* Request *
Write out every line of the entries below as a numbered list, leaving out any blank lines.

+ + + + + + +

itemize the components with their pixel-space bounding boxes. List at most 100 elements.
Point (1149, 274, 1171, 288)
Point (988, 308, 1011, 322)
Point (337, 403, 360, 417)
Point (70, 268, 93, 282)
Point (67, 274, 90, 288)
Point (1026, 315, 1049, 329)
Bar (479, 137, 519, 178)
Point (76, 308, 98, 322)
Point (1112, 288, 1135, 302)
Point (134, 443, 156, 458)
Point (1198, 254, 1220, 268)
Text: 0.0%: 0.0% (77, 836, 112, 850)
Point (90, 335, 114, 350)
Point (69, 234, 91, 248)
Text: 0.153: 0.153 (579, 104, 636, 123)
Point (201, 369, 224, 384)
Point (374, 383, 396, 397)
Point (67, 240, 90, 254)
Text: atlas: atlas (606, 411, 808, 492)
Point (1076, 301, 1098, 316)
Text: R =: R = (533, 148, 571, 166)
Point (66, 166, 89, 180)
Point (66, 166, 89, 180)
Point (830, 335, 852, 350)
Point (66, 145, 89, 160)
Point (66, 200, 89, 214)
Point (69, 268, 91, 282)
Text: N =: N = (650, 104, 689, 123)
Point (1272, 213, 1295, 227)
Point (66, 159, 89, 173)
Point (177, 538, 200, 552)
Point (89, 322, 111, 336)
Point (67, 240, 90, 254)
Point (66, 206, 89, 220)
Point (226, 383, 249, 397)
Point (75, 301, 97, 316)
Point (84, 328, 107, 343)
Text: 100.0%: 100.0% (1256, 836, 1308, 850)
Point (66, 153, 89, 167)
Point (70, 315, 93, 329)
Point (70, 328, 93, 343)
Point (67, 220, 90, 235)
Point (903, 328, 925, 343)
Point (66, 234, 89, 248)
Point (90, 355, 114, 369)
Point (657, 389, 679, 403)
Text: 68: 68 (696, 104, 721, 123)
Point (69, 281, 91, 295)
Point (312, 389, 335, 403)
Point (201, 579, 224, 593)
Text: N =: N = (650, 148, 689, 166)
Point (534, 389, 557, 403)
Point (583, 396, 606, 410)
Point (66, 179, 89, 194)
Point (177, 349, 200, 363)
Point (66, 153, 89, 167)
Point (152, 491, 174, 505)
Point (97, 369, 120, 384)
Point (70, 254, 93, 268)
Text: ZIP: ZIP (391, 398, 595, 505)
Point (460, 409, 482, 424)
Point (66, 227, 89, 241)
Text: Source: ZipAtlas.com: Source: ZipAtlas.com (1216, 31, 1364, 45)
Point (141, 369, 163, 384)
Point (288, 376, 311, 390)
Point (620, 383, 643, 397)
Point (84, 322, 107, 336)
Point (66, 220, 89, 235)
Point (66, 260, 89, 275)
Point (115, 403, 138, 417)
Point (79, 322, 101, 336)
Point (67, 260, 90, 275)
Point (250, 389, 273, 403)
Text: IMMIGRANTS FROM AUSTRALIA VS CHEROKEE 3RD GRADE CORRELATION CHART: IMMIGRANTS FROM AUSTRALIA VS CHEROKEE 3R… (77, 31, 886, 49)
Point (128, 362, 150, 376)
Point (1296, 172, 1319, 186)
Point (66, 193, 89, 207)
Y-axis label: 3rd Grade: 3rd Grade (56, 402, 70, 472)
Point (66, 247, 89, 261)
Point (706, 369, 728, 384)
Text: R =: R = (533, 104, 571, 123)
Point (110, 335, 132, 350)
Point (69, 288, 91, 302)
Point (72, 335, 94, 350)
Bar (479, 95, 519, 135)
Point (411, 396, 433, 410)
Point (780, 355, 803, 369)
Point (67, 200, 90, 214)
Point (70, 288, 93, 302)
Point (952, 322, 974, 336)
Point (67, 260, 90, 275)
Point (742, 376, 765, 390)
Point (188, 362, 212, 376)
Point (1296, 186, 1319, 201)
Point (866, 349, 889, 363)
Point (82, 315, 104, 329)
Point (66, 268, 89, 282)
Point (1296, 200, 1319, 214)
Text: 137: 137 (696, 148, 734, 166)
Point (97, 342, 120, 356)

+ + + + + + +

* Answer to the task *
1. itemize the components with their pixel-space bounding boxes. List at most 100 elements.
2. Point (1149, 274, 1171, 288)
3. Point (988, 308, 1011, 322)
4. Point (337, 403, 360, 417)
5. Point (70, 268, 93, 282)
6. Point (67, 274, 90, 288)
7. Point (1026, 315, 1049, 329)
8. Bar (479, 137, 519, 178)
9. Point (76, 308, 98, 322)
10. Point (1112, 288, 1135, 302)
11. Point (134, 443, 156, 458)
12. Point (1198, 254, 1220, 268)
13. Text: 0.0%: 0.0% (77, 836, 112, 850)
14. Point (90, 335, 114, 350)
15. Point (69, 234, 91, 248)
16. Text: 0.153: 0.153 (579, 104, 636, 123)
17. Point (201, 369, 224, 384)
18. Point (374, 383, 396, 397)
19. Point (67, 240, 90, 254)
20. Text: atlas: atlas (606, 411, 808, 492)
21. Point (1076, 301, 1098, 316)
22. Text: R =: R = (533, 148, 571, 166)
23. Point (66, 166, 89, 180)
24. Point (66, 166, 89, 180)
25. Point (830, 335, 852, 350)
26. Point (66, 145, 89, 160)
27. Point (66, 200, 89, 214)
28. Point (69, 268, 91, 282)
29. Text: N =: N = (650, 104, 689, 123)
30. Point (1272, 213, 1295, 227)
31. Point (66, 159, 89, 173)
32. Point (177, 538, 200, 552)
33. Point (89, 322, 111, 336)
34. Point (67, 240, 90, 254)
35. Point (66, 206, 89, 220)
36. Point (226, 383, 249, 397)
37. Point (75, 301, 97, 316)
38. Point (84, 328, 107, 343)
39. Text: 100.0%: 100.0% (1256, 836, 1308, 850)
40. Point (66, 153, 89, 167)
41. Point (70, 315, 93, 329)
42. Point (70, 328, 93, 343)
43. Point (67, 220, 90, 235)
44. Point (903, 328, 925, 343)
45. Point (66, 234, 89, 248)
46. Point (90, 355, 114, 369)
47. Point (657, 389, 679, 403)
48. Text: 68: 68 (696, 104, 721, 123)
49. Point (69, 281, 91, 295)
50. Point (312, 389, 335, 403)
51. Point (201, 579, 224, 593)
52. Text: N =: N = (650, 148, 689, 166)
53. Point (534, 389, 557, 403)
54. Point (583, 396, 606, 410)
55. Point (66, 179, 89, 194)
56. Point (177, 349, 200, 363)
57. Point (66, 153, 89, 167)
58. Point (152, 491, 174, 505)
59. Point (97, 369, 120, 384)
60. Point (70, 254, 93, 268)
61. Text: ZIP: ZIP (391, 398, 595, 505)
62. Point (460, 409, 482, 424)
63. Point (66, 227, 89, 241)
64. Text: Source: ZipAtlas.com: Source: ZipAtlas.com (1216, 31, 1364, 45)
65. Point (141, 369, 163, 384)
66. Point (288, 376, 311, 390)
67. Point (620, 383, 643, 397)
68. Point (84, 322, 107, 336)
69. Point (66, 220, 89, 235)
70. Point (66, 260, 89, 275)
71. Point (115, 403, 138, 417)
72. Point (79, 322, 101, 336)
73. Point (67, 260, 90, 275)
74. Point (250, 389, 273, 403)
75. Text: IMMIGRANTS FROM AUSTRALIA VS CHEROKEE 3RD GRADE CORRELATION CHART: IMMIGRANTS FROM AUSTRALIA VS CHEROKEE 3R… (77, 31, 886, 49)
76. Point (128, 362, 150, 376)
77. Point (1296, 172, 1319, 186)
78. Point (66, 193, 89, 207)
79. Y-axis label: 3rd Grade: 3rd Grade (56, 402, 70, 472)
80. Point (66, 247, 89, 261)
81. Point (706, 369, 728, 384)
82. Text: R =: R = (533, 104, 571, 123)
83. Point (110, 335, 132, 350)
84. Point (69, 288, 91, 302)
85. Point (72, 335, 94, 350)
86. Bar (479, 95, 519, 135)
87. Point (411, 396, 433, 410)
88. Point (780, 355, 803, 369)
89. Point (67, 200, 90, 214)
90. Point (70, 288, 93, 302)
91. Point (952, 322, 974, 336)
92. Point (67, 260, 90, 275)
93. Point (742, 376, 765, 390)
94. Point (188, 362, 212, 376)
95. Point (1296, 186, 1319, 201)
96. Point (866, 349, 889, 363)
97. Point (82, 315, 104, 329)
98. Point (66, 268, 89, 282)
99. Point (1296, 200, 1319, 214)
100. Text: 137: 137 (696, 148, 734, 166)
101. Point (97, 342, 120, 356)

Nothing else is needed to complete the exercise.